:: REQUIREMENT ::
Where a line below holds the string "nmetálicos", copy that line.

== MATERIAL TO PROCESS ==

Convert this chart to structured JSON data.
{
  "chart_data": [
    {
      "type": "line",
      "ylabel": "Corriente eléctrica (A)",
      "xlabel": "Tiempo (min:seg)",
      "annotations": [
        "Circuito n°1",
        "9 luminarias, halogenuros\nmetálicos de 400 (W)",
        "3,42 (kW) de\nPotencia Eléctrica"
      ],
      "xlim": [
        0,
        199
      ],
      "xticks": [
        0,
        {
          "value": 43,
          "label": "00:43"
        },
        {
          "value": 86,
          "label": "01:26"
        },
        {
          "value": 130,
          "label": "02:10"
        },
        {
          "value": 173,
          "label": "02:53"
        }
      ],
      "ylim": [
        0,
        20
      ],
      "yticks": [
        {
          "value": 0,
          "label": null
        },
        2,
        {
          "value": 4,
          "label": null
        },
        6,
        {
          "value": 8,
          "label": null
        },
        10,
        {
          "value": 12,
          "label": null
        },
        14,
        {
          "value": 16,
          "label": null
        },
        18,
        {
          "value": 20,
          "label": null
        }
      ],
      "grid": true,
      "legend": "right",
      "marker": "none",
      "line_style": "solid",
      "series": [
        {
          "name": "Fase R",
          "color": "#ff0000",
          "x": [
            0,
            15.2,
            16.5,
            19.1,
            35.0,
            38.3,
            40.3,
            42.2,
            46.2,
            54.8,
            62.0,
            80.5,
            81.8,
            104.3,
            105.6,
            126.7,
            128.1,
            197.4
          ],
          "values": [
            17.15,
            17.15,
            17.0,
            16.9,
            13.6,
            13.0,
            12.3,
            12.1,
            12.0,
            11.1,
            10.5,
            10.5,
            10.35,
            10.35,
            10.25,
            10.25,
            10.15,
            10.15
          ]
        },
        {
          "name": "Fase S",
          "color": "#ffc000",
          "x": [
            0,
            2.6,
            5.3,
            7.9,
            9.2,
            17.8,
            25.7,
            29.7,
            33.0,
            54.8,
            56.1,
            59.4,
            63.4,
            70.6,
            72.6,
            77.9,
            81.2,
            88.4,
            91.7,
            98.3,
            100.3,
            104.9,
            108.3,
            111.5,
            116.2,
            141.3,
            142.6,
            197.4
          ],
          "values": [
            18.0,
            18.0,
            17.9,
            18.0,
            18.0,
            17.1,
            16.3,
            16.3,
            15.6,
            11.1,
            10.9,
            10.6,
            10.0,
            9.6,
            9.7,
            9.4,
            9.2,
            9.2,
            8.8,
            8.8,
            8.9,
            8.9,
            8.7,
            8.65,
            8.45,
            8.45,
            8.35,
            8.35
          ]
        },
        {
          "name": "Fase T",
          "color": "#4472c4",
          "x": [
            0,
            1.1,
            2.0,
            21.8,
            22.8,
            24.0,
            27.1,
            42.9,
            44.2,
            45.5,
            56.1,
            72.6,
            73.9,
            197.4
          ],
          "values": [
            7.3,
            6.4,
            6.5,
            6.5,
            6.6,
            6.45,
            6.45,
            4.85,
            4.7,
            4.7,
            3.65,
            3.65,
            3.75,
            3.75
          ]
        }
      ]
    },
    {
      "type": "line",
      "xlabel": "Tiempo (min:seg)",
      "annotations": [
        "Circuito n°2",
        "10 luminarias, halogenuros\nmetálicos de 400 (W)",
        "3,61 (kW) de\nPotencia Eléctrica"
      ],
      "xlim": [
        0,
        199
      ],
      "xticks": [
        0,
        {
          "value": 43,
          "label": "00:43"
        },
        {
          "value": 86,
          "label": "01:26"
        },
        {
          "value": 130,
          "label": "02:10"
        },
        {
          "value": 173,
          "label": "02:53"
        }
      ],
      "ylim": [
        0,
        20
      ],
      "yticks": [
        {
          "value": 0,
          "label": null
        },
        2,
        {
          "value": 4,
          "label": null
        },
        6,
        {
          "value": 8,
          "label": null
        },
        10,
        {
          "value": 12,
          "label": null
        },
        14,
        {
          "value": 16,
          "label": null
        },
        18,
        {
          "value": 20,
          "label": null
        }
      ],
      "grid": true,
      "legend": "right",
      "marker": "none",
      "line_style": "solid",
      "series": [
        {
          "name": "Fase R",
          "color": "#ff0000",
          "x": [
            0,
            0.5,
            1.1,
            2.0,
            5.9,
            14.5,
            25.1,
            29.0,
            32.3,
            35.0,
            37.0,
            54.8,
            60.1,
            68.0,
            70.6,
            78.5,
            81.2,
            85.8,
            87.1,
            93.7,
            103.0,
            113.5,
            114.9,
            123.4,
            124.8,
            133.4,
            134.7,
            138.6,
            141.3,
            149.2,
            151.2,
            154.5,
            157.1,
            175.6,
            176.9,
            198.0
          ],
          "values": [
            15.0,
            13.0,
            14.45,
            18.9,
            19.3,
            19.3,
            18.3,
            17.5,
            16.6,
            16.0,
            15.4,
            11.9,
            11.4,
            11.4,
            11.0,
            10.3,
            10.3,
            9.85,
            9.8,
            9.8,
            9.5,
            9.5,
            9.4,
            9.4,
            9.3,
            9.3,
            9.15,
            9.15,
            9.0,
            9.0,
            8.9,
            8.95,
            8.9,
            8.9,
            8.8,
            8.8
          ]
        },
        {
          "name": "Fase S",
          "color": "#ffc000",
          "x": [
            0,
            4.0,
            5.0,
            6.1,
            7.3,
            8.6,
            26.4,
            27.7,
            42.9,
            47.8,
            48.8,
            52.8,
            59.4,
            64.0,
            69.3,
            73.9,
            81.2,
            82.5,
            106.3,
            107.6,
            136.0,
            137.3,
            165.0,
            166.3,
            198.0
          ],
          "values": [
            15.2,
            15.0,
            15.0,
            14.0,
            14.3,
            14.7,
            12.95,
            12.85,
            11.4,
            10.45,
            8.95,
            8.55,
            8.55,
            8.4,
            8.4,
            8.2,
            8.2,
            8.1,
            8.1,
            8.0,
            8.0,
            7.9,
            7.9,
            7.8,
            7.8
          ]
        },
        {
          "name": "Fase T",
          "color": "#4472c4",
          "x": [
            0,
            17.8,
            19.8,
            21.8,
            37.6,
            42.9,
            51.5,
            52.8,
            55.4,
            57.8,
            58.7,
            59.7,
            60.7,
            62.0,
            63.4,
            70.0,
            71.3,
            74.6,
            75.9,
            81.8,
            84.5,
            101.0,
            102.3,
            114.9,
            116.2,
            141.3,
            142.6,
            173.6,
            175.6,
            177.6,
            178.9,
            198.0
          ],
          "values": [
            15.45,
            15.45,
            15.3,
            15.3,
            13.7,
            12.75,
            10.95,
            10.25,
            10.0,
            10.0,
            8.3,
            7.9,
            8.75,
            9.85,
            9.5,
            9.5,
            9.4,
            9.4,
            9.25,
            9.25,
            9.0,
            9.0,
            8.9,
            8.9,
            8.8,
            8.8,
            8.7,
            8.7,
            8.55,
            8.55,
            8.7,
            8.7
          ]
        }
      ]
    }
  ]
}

===

:: ANSWER TO THIS EXERCISE ::
        "9 luminarias, halogenuros\nmetálicos de 400 (W)",
        "10 luminarias, halogenuros\nmetálicos de 400 (W)",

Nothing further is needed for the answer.